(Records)

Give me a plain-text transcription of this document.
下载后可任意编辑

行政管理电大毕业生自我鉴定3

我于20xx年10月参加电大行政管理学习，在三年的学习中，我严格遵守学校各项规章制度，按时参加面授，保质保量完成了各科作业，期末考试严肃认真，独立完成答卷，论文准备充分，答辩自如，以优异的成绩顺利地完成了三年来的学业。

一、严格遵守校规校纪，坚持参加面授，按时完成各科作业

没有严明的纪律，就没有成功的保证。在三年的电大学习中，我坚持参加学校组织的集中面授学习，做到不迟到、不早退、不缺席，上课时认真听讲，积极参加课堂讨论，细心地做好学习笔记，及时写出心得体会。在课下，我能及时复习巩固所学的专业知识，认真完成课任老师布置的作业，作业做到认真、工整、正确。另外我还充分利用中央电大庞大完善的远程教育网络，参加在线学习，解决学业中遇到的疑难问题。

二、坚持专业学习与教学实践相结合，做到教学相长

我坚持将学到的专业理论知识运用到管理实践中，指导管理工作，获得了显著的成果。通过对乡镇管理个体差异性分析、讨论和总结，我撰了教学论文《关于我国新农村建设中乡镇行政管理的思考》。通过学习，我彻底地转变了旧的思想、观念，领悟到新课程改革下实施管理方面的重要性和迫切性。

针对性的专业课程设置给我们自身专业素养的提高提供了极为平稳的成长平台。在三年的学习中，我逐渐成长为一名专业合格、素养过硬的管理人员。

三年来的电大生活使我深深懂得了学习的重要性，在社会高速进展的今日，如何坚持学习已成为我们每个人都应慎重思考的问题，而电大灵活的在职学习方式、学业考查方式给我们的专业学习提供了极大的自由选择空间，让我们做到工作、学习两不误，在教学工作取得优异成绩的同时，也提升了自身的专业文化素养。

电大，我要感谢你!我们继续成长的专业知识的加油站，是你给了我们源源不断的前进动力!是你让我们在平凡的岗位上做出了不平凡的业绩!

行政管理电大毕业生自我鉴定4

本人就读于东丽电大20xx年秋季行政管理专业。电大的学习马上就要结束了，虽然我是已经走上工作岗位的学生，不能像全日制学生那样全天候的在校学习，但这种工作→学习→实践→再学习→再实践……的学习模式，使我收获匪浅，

DIRECTION -> Give the listing again, word for word.

SOLUTION TO THIS EXERCISE ->
Give me a plain-text transcription of this document.
下载后可任意编辑

行政管理电大毕业生自我鉴定3

我于20xx年10月参加电大行政管理学习，在三年的学习中，我严格遵守学校各项规章制度，按时参加面授，保质保量完成了各科作业，期末考试严肃认真，独立完成答卷，论文准备充分，答辩自如，以优异的成绩顺利地完成了三年来的学业。

一、严格遵守校规校纪，坚持参加面授，按时完成各科作业

没有严明的纪律，就没有成功的保证。在三年的电大学习中，我坚持参加学校组织的集中面授学习，做到不迟到、不早退、不缺席，上课时认真听讲，积极参加课堂讨论，细心地做好学习笔记，及时写出心得体会。在课下，我能及时复习巩固所学的专业知识，认真完成课任老师布置的作业，作业做到认真、工整、正确。另外我还充分利用中央电大庞大完善的远程教育网络，参加在线学习，解决学业中遇到的疑难问题。

二、坚持专业学习与教学实践相结合，做到教学相长

我坚持将学到的专业理论知识运用到管理实践中，指导管理工作，获得了显著的成果。通过对乡镇管理个体差异性分析、讨论和总结，我撰了教学论文《关于我国新农村建设中乡镇行政管理的思考》。通过学习，我彻底地转变了旧的思想、观念，领悟到新课程改革下实施管理方面的重要性和迫切性。

针对性的专业课程设置给我们自身专业素养的提高提供了极为平稳的成长平台。在三年的学习中，我逐渐成长为一名专业合格、素养过硬的管理人员。

三年来的电大生活使我深深懂得了学习的重要性，在社会高速进展的今日，如何坚持学习已成为我们每个人都应慎重思考的问题，而电大灵活的在职学习方式、学业考查方式给我们的专业学习提供了极大的自由选择空间，让我们做到工作、学习两不误，在教学工作取得优异成绩的同时，也提升了自身的专业文化素养。

电大，我要感谢你!我们继续成长的专业知识的加油站，是你给了我们源源不断的前进动力!是你让我们在平凡的岗位上做出了不平凡的业绩!

行政管理电大毕业生自我鉴定4

本人就读于东丽电大20xx年秋季行政管理专业。电大的学习马上就要结束了，虽然我是已经走上工作岗位的学生，不能像全日制学生那样全天候的在校学习，但这种工作→学习→实践→再学习→再实践……的学习模式，使我收获匪浅，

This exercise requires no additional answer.